TASK STATEMENT:
Search the material below for the word "Daily" and copy every line in which it occurs.

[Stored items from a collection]

______

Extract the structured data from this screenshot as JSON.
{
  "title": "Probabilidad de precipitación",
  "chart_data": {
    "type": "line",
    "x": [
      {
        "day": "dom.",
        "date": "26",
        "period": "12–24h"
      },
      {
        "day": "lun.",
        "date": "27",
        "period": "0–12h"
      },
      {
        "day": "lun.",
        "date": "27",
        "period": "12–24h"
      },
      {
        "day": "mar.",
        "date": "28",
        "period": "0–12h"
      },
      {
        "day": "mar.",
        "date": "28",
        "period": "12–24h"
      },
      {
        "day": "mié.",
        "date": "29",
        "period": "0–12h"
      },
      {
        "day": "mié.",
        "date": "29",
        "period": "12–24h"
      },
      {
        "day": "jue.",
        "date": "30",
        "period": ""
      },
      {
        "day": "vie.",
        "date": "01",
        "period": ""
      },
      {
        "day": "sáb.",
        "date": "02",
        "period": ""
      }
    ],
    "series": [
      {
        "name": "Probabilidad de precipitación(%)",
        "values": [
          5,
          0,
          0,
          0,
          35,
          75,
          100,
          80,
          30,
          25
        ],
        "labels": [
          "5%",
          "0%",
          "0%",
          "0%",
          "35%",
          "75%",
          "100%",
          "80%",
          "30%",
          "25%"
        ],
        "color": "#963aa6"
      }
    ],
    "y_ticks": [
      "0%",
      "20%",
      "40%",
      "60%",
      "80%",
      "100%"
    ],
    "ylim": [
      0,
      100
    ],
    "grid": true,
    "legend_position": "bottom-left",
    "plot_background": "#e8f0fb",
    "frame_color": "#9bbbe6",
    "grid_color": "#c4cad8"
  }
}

______

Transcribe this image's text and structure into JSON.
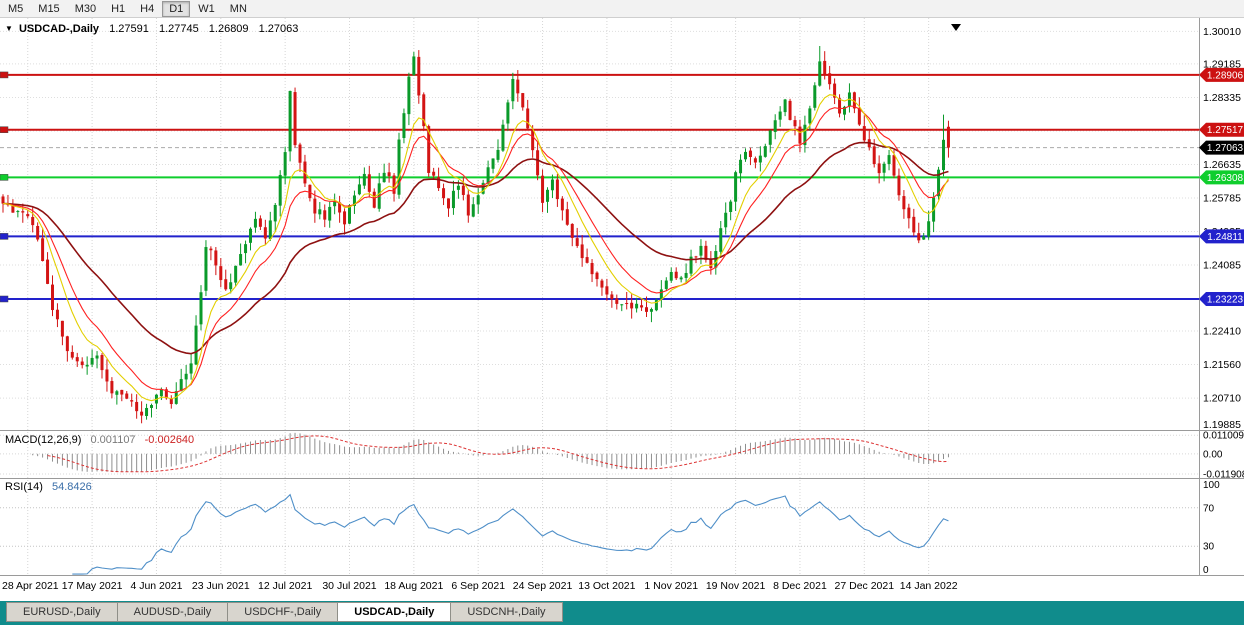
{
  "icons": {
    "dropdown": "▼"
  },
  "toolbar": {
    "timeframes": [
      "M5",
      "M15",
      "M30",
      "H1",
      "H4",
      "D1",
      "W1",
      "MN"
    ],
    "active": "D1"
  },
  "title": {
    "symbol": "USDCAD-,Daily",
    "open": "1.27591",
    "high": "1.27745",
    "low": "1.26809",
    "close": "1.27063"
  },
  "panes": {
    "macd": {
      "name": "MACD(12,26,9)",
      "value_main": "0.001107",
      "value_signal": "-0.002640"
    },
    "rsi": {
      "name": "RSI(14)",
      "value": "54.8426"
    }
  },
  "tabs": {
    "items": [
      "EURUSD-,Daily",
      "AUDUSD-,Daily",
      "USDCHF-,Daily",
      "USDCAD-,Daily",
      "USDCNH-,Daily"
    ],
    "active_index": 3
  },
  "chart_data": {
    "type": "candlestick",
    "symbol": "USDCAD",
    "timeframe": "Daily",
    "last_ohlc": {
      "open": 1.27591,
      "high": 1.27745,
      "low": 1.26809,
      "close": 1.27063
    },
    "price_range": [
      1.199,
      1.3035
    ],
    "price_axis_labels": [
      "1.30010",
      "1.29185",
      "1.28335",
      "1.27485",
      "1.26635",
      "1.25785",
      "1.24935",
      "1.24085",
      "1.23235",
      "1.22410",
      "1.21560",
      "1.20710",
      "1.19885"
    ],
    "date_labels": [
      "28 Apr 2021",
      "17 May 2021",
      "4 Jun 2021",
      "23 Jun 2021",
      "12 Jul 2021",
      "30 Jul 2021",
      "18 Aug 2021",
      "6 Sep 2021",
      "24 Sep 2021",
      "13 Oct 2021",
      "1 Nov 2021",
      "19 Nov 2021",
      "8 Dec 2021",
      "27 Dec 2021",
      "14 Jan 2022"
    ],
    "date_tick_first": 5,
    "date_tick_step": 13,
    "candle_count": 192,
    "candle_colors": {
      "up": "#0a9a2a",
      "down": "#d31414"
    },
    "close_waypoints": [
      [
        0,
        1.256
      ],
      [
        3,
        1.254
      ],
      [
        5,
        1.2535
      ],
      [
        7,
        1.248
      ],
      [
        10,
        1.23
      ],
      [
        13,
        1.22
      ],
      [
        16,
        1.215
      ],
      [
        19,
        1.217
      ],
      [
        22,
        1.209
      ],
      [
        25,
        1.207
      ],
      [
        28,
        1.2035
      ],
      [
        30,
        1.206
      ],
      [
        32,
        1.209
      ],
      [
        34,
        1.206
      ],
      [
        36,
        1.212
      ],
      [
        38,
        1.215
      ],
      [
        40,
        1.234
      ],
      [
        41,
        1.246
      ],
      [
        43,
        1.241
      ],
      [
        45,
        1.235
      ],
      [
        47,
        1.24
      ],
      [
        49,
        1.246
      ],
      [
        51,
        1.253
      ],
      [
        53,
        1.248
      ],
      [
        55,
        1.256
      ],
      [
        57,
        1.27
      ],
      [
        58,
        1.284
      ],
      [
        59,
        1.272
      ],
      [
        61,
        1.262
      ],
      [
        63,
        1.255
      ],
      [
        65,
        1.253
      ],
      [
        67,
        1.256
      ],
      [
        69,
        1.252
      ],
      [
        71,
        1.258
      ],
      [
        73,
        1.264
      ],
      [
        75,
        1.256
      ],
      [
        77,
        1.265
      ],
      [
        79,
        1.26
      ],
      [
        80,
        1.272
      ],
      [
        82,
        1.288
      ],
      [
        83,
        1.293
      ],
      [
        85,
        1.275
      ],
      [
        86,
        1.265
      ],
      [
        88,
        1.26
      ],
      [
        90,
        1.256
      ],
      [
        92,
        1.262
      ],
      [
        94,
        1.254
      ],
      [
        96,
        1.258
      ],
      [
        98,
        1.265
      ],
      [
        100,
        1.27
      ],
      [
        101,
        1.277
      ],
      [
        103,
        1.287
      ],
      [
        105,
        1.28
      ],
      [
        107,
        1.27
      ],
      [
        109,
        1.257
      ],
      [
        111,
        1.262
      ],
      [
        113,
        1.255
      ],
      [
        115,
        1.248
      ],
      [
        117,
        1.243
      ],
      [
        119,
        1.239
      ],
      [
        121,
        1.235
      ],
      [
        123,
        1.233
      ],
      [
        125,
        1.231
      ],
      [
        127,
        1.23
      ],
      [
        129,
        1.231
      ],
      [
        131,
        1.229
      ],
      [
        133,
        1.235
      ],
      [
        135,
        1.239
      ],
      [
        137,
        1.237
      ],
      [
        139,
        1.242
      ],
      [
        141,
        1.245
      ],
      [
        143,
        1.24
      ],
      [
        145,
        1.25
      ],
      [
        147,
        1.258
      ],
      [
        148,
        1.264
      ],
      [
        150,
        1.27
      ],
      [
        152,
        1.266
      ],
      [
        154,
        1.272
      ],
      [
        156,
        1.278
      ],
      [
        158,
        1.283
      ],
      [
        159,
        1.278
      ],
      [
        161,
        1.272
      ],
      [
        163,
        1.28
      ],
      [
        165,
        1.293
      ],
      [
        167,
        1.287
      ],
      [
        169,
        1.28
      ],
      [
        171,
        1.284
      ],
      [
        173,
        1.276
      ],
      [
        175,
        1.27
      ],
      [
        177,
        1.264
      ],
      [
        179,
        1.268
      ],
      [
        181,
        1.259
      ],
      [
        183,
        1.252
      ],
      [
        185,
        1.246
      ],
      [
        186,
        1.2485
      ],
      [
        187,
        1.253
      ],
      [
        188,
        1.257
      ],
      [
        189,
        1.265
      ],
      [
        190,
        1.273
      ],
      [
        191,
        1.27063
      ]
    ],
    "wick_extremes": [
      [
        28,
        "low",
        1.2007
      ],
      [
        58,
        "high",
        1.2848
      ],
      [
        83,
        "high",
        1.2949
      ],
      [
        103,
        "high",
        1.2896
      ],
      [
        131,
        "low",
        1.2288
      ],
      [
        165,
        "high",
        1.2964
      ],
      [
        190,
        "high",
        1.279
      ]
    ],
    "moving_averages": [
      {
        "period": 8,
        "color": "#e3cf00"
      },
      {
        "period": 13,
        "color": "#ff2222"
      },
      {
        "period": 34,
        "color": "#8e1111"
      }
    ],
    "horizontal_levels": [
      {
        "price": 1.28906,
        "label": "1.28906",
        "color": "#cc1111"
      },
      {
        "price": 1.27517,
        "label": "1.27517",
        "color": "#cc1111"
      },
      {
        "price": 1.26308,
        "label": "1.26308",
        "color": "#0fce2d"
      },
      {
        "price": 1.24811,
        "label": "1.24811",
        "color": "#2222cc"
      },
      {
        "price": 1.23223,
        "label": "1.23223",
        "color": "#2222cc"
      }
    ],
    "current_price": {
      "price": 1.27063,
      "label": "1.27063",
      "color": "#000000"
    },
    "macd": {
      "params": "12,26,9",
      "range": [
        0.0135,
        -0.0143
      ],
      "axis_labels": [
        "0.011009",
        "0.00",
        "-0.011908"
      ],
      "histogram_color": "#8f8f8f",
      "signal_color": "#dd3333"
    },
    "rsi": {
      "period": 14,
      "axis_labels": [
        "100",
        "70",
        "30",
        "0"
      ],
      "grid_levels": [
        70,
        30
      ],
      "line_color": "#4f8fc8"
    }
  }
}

______

TASK RESPONSE:
    "symbol": "USDCAD-,Daily",
      "EURUSD-,Daily",
      "AUDUSD-,Daily",
      "USDCHF-,Daily",
      "USDCAD-,Daily",
      "USDCNH-,Daily"
    "timeframe": "Daily",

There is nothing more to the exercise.